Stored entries
[Begin]

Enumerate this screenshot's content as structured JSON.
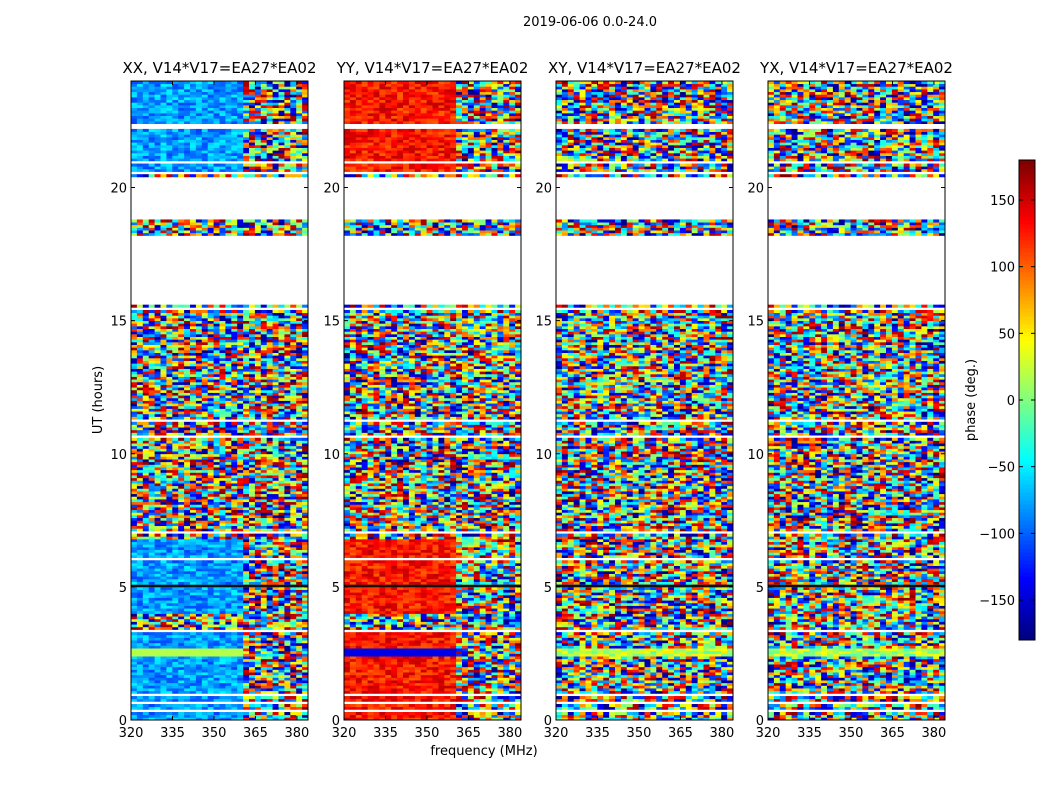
{
  "figure": {
    "suptitle": "2019-06-06 0.0-24.0"
  },
  "chart_data": {
    "type": "heatmap",
    "panels": [
      {
        "title": "XX, V14*V17=EA27*EA02",
        "tone": "blue",
        "cross": false
      },
      {
        "title": "YY, V14*V17=EA27*EA02",
        "tone": "red",
        "cross": false
      },
      {
        "title": "XY, V14*V17=EA27*EA02",
        "tone": "noise",
        "cross": true
      },
      {
        "title": "YX, V14*V17=EA27*EA02",
        "tone": "noise",
        "cross": true
      }
    ],
    "xlabel": "frequency (MHz)",
    "ylabel": "UT (hours)",
    "xlim": [
      320,
      384
    ],
    "ylim": [
      0,
      24
    ],
    "xticks": [
      320,
      335,
      350,
      365,
      380
    ],
    "yticks": [
      0,
      5,
      10,
      15,
      20
    ],
    "colorbar": {
      "label": "phase (deg.)",
      "range": [
        -180,
        180
      ],
      "ticks": [
        -150,
        -100,
        -50,
        0,
        50,
        100,
        150
      ],
      "colormap": "jet"
    },
    "flagged_ut_ranges": [
      [
        0.35,
        0.42
      ],
      [
        0.62,
        0.68
      ],
      [
        0.95,
        1.0
      ],
      [
        3.3,
        3.4
      ],
      [
        3.57,
        3.65
      ],
      [
        6.05,
        6.14
      ],
      [
        7.05,
        7.1
      ],
      [
        8.9,
        8.95
      ],
      [
        10.65,
        10.72
      ],
      [
        11.22,
        11.3
      ],
      [
        15.45,
        15.55
      ],
      [
        15.6,
        18.25
      ],
      [
        18.85,
        20.45
      ],
      [
        20.55,
        20.65
      ],
      [
        20.95,
        21.05
      ],
      [
        22.2,
        22.4
      ]
    ],
    "band_split_mhz": 361
  },
  "labels": {
    "minus_sign": "−"
  }
}
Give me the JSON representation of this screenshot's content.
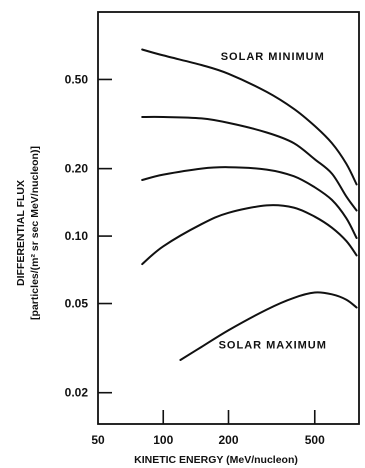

[End]

◆ **AIM**: Where a line in the entries holds "content", copy that line.

◆ **WRITTEN SOLUTION**:
Enumerate this screenshot's content as structured JSON.
Give me the JSON representation of this screenshot's content.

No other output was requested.